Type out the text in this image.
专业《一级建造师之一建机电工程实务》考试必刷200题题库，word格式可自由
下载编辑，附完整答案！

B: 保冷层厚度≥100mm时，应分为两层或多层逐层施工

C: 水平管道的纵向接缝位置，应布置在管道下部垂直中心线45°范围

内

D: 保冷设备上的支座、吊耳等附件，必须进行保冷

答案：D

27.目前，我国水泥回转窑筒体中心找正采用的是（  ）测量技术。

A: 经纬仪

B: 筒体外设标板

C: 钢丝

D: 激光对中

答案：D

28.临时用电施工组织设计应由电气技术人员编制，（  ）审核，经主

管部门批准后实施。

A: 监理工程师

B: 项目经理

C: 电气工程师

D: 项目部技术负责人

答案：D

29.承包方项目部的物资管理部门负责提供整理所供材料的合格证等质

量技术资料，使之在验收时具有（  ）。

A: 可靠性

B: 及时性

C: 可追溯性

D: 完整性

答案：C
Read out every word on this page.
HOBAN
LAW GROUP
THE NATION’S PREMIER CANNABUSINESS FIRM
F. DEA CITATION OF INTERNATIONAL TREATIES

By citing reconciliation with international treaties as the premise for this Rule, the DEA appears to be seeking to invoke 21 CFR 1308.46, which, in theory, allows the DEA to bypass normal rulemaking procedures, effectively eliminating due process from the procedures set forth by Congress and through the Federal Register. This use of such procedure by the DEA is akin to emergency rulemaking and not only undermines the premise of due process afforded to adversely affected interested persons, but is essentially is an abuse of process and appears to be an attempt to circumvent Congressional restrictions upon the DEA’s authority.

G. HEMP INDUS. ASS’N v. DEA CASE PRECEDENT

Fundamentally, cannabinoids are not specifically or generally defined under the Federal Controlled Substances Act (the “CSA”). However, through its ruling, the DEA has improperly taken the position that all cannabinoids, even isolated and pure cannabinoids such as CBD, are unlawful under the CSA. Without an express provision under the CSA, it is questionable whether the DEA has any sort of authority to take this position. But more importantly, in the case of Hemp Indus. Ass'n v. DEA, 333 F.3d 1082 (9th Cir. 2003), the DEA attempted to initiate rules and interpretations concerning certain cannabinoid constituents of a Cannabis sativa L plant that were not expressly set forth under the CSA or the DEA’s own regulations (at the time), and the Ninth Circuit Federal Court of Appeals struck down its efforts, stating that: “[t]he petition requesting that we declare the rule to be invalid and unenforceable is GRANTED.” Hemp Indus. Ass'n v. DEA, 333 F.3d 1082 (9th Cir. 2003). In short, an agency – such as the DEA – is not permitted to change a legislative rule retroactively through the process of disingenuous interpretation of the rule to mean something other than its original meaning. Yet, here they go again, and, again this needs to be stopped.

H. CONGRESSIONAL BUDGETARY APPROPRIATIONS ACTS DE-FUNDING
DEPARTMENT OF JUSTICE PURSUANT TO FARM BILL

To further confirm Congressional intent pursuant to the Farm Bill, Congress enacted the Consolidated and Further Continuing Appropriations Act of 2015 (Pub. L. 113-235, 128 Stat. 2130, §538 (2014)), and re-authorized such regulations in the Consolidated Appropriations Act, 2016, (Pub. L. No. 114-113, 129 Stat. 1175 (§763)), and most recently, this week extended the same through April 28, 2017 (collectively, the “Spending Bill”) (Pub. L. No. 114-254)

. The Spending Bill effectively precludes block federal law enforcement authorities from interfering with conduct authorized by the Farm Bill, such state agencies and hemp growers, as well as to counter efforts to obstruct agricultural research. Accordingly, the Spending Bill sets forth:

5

____________

## Instruction:
Restate every entry word for word.

## Exercise output:
Type out the text in this image.
专业《一级建造师之一建机电工程实务》考试必刷200题题库，word格式可自由
下载编辑，附完整答案！

B: 保冷层厚度≥100mm时，应分为两层或多层逐层施工

C: 水平管道的纵向接缝位置，应布置在管道下部垂直中心线45°范围

内

D: 保冷设备上的支座、吊耳等附件，必须进行保冷

答案：D

27.目前，我国水泥回转窑筒体中心找正采用的是（  ）测量技术。

A: 经纬仪

B: 筒体外设标板

C: 钢丝

D: 激光对中

答案：D

28.临时用电施工组织设计应由电气技术人员编制，（  ）审核，经主

管部门批准后实施。

A: 监理工程师

B: 项目经理

C: 电气工程师

D: 项目部技术负责人

答案：D

29.承包方项目部的物资管理部门负责提供整理所供材料的合格证等质

量技术资料，使之在验收时具有（  ）。

A: 可靠性

B: 及时性

C: 可追溯性

D: 完整性

答案：C
Read out every word on this page.
HOBAN
LAW GROUP
THE NATION’S PREMIER CANNABUSINESS FIRM
F. DEA CITATION OF INTERNATIONAL TREATIES

By citing reconciliation with international treaties as the premise for this Rule, the DEA appears to be seeking to invoke 21 CFR 1308.46, which, in theory, allows the DEA to bypass normal rulemaking procedures, effectively eliminating due process from the procedures set forth by Congress and through the Federal Register. This use of such procedure by the DEA is akin to emergency rulemaking and not only undermines the premise of due process afforded to adversely affected interested persons, but is essentially is an abuse of process and appears to be an attempt to circumvent Congressional restrictions upon the DEA’s authority.

G. HEMP INDUS. ASS’N v. DEA CASE PRECEDENT

Fundamentally, cannabinoids are not specifically or generally defined under the Federal Controlled Substances Act (the “CSA”). However, through its ruling, the DEA has improperly taken the position that all cannabinoids, even isolated and pure cannabinoids such as CBD, are unlawful under the CSA. Without an express provision under the CSA, it is questionable whether the DEA has any sort of authority to take this position. But more importantly, in the case of Hemp Indus. Ass'n v. DEA, 333 F.3d 1082 (9th Cir. 2003), the DEA attempted to initiate rules and interpretations concerning certain cannabinoid constituents of a Cannabis sativa L plant that were not expressly set forth under the CSA or the DEA’s own regulations (at the time), and the Ninth Circuit Federal Court of Appeals struck down its efforts, stating that: “[t]he petition requesting that we declare the rule to be invalid and unenforceable is GRANTED.” Hemp Indus. Ass'n v. DEA, 333 F.3d 1082 (9th Cir. 2003). In short, an agency – such as the DEA – is not permitted to change a legislative rule retroactively through the process of disingenuous interpretation of the rule to mean something other than its original meaning. Yet, here they go again, and, again this needs to be stopped.

H. CONGRESSIONAL BUDGETARY APPROPRIATIONS ACTS DE-FUNDING
DEPARTMENT OF JUSTICE PURSUANT TO FARM BILL

To further confirm Congressional intent pursuant to the Farm Bill, Congress enacted the Consolidated and Further Continuing Appropriations Act of 2015 (Pub. L. 113-235, 128 Stat. 2130, §538 (2014)), and re-authorized such regulations in the Consolidated Appropriations Act, 2016, (Pub. L. No. 114-113, 129 Stat. 1175 (§763)), and most recently, this week extended the same through April 28, 2017 (collectively, the “Spending Bill”) (Pub. L. No. 114-254)

. The Spending Bill effectively precludes block federal law enforcement authorities from interfering with conduct authorized by the Farm Bill, such state agencies and hemp growers, as well as to counter efforts to obstruct agricultural research. Accordingly, the Spending Bill sets forth:

5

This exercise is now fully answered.